GIVEN REQUEST:
Your task is to restate the data word for word.

[Entries with figure data]
* Begin *
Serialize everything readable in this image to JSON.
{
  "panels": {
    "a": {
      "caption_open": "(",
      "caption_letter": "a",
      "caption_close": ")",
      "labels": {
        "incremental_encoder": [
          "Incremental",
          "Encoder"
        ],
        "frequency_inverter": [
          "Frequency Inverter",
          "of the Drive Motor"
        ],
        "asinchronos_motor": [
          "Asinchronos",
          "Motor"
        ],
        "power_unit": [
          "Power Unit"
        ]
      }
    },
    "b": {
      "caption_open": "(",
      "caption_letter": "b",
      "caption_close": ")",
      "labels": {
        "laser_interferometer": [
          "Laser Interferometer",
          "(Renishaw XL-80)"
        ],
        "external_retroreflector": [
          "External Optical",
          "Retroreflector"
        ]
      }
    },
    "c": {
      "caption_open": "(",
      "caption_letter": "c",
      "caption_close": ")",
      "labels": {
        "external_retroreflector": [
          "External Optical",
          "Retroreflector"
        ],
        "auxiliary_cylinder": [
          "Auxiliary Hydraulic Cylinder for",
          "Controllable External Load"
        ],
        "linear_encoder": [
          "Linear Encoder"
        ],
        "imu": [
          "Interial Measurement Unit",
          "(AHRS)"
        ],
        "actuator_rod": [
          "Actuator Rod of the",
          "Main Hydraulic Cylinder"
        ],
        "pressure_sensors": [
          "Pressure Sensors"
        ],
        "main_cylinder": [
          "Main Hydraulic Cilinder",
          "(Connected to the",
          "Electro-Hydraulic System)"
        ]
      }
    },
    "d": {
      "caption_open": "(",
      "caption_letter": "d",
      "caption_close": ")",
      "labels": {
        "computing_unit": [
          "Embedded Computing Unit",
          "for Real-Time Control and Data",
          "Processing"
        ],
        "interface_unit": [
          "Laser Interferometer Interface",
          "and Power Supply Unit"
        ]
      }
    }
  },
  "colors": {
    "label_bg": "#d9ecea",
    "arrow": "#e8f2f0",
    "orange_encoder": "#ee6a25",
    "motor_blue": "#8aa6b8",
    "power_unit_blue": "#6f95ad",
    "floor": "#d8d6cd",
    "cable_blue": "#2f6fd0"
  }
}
* End *
RESPONSE BELOW:
Serialize everything readable in this image to JSON.
{
  "panels": {
    "a": {
      "caption_open": "(",
      "caption_letter": "a",
      "caption_close": ")",
      "labels": {
        "incremental_encoder": [
          "Incremental",
          "Encoder"
        ],
        "frequency_inverter": [
          "Frequency Inverter",
          "of the Drive Motor"
        ],
        "asinchronos_motor": [
          "Asinchronos",
          "Motor"
        ],
        "power_unit": [
          "Power Unit"
        ]
      }
    },
    "b": {
      "caption_open": "(",
      "caption_letter": "b",
      "caption_close": ")",
      "labels": {
        "laser_interferometer": [
          "Laser Interferometer",
          "(Renishaw XL-80)"
        ],
        "external_retroreflector": [
          "External Optical",
          "Retroreflector"
        ]
      }
    },
    "c": {
      "caption_open": "(",
      "caption_letter": "c",
      "caption_close": ")",
      "labels": {
        "external_retroreflector": [
          "External Optical",
          "Retroreflector"
        ],
        "auxiliary_cylinder": [
          "Auxiliary Hydraulic Cylinder for",
          "Controllable External Load"
        ],
        "linear_encoder": [
          "Linear Encoder"
        ],
        "imu": [
          "Interial Measurement Unit",
          "(AHRS)"
        ],
        "actuator_rod": [
          "Actuator Rod of the",
          "Main Hydraulic Cylinder"
        ],
        "pressure_sensors": [
          "Pressure Sensors"
        ],
        "main_cylinder": [
          "Main Hydraulic Cilinder",
          "(Connected to the",
          "Electro-Hydraulic System)"
        ]
      }
    },
    "d": {
      "caption_open": "(",
      "caption_letter": "d",
      "caption_close": ")",
      "labels": {
        "computing_unit": [
          "Embedded Computing Unit",
          "for Real-Time Control and Data",
          "Processing"
        ],
        "interface_unit": [
          "Laser Interferometer Interface",
          "and Power Supply Unit"
        ]
      }
    }
  },
  "colors": {
    "label_bg": "#d9ecea",
    "arrow": "#e8f2f0",
    "orange_encoder": "#ee6a25",
    "motor_blue": "#8aa6b8",
    "power_unit_blue": "#6f95ad",
    "floor": "#d8d6cd",
    "cable_blue": "#2f6fd0"
  }
}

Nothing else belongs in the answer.